-- Problem --
In the abstract below on metabolic imaging of the murine brain, what thickness were the tissue sections the authors developed a method to create for laser ablation?
═════ Extract ═════
Metabolic imaging of the murine brain

Abstract

Alzheimer's disease is the sixth leading cause of death in the United States. While the pathology of the disease is not fully understood, it is becoming increasingly apparent that it involves a complex homeostatic system involving multiple metals, including zinc, copper, and iron. There is also growing evidence that demonstrates developmental lead exposure may also have a role in the pathogenesis of the disease. Understanding the role of these elements in Alzheimer's disease and other metal dyshomeostasis related maladies is key in the development of treatments and possible cures. The development of metallomic imaging using systems like Laser Ablation Inductively Coupled Plasma Mass Spectrometry (LA-ICP-MS) shows great promise in tracking the distribution of individual elements in physiological tissues. However, the process is both time- and resource-consuming. In an effort to alleviate these issues, we developed a method for creating calibration standards for both LA-ICP-MS and LA-ICP-OES (Laser Ablation Inductively Coupled Plasma Optical Emission Spectrometry) and a method for creating 60µm sections for laser ablation. In addition, we also explored the capabilities and sensitivity of a LA-ICP-OES system for metallomic imaging using murine brains. While imaging of the 60µm sections will require additional calibration and fine-tuning, we were able to successfully image and identify physiological areas of interest in the murine brain by elemental distribution. Continued development of this technology will lead to better optical emission spectrometry image resolution, while freeing up the LAICP-MS for ultra-trace elemental and isotopic analysis.
═════ Dataset excerpts ═════
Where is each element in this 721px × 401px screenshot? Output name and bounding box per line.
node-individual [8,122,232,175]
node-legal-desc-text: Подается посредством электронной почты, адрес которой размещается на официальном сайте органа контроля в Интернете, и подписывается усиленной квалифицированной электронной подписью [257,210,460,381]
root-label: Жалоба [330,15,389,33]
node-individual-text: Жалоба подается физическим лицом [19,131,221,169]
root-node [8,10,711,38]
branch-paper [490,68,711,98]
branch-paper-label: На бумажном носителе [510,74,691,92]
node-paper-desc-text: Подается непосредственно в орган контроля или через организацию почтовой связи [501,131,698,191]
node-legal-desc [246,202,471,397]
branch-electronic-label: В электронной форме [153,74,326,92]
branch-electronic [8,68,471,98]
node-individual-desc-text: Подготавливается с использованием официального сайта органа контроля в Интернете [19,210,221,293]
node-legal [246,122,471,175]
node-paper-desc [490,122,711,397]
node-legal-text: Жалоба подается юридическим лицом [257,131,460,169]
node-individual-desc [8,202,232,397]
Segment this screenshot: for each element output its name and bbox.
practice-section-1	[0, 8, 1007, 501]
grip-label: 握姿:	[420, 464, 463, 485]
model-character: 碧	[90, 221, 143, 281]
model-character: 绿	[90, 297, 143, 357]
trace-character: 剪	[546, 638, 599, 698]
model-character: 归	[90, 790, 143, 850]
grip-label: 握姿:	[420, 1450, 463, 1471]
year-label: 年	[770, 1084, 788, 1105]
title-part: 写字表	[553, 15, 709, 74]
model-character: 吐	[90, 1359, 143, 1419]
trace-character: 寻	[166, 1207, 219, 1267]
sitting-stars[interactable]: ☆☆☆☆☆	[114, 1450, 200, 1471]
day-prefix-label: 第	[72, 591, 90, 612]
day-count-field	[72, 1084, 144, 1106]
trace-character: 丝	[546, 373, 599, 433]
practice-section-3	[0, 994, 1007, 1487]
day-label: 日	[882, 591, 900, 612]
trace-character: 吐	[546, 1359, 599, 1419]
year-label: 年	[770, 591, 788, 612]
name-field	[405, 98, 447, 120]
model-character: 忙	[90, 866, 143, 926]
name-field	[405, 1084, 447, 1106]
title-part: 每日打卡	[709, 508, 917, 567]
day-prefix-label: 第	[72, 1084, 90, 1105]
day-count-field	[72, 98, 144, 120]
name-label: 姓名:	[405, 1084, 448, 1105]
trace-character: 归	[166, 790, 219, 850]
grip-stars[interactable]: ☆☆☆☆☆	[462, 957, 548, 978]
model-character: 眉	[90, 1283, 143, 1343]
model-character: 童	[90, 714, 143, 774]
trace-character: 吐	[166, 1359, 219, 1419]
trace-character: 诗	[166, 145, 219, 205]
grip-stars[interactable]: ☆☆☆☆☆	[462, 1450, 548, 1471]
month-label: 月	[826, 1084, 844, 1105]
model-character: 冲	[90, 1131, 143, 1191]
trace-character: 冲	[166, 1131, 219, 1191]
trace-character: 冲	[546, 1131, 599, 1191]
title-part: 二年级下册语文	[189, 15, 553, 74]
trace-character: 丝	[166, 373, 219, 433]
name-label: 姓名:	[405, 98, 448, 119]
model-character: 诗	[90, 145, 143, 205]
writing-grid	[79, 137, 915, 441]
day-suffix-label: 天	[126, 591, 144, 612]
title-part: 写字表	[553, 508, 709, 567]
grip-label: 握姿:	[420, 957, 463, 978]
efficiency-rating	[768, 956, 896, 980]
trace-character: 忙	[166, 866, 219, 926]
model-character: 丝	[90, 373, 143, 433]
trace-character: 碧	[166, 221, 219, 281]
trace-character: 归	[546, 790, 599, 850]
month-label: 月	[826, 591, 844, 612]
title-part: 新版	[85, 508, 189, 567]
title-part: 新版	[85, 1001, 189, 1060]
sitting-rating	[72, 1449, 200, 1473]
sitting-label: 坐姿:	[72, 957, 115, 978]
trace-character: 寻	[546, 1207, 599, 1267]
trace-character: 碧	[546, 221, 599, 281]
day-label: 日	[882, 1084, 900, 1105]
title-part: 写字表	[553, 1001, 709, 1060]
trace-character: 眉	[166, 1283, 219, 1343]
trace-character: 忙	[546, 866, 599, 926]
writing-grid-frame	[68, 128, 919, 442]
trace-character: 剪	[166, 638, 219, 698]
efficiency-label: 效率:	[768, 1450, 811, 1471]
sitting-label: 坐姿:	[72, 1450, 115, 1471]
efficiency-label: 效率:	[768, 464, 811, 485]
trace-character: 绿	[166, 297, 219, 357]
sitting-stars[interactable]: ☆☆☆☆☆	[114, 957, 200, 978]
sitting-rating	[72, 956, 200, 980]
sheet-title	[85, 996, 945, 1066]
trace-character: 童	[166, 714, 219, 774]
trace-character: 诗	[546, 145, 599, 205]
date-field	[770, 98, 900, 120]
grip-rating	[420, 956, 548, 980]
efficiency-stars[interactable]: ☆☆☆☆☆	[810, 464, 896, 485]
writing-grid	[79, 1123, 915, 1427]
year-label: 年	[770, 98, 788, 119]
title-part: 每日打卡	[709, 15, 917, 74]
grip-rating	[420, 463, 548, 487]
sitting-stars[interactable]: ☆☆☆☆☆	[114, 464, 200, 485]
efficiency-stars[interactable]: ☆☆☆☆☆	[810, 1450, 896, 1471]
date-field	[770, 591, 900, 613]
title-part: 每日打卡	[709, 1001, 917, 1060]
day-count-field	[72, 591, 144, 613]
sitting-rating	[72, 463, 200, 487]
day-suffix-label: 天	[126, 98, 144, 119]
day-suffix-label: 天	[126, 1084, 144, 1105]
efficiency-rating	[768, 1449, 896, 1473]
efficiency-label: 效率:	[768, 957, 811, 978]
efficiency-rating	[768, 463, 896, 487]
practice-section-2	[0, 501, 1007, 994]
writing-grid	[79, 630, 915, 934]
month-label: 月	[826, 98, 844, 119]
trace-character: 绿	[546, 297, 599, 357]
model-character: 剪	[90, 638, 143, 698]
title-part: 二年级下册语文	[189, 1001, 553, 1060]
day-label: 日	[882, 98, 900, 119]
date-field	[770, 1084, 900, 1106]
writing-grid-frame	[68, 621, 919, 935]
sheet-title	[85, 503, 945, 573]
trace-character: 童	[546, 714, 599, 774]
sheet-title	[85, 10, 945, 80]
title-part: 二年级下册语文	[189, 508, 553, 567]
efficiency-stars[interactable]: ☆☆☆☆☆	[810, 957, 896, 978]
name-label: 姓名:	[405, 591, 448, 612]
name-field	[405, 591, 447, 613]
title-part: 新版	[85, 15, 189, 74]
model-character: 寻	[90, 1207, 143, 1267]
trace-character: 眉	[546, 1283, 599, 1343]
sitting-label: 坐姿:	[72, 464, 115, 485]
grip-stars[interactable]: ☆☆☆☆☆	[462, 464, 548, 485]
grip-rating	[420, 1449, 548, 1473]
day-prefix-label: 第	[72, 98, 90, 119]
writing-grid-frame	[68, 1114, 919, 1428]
═════
-- Exercise answer --
60µm